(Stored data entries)
_____

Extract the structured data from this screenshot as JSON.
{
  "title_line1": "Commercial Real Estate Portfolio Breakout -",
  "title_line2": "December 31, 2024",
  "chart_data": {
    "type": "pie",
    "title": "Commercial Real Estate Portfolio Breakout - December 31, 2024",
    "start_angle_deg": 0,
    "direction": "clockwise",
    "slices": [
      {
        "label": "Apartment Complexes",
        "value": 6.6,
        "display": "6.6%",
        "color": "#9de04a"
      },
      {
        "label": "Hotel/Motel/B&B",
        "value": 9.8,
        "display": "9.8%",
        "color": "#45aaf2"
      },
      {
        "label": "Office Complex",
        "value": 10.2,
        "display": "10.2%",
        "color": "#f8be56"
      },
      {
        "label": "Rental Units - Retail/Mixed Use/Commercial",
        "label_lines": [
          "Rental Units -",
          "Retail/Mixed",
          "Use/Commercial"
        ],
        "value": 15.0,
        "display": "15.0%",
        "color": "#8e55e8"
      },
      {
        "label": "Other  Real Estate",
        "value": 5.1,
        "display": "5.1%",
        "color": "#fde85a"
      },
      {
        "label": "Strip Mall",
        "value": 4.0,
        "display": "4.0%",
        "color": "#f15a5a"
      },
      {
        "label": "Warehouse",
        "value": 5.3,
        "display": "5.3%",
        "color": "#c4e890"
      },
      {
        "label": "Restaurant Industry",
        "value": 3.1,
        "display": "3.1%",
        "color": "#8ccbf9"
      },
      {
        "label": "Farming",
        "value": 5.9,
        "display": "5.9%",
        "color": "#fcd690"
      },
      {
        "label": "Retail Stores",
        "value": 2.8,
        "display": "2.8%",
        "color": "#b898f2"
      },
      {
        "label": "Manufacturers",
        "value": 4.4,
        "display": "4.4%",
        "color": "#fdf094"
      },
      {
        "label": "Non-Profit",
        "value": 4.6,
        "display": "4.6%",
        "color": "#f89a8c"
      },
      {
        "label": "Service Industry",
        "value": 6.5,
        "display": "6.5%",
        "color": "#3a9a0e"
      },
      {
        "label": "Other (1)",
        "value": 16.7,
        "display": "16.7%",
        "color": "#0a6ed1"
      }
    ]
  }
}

_____

__OBJECTIVE__
Determine how many lines of the data contain "Units" and give nothing but that number.

__RESPONSE__
2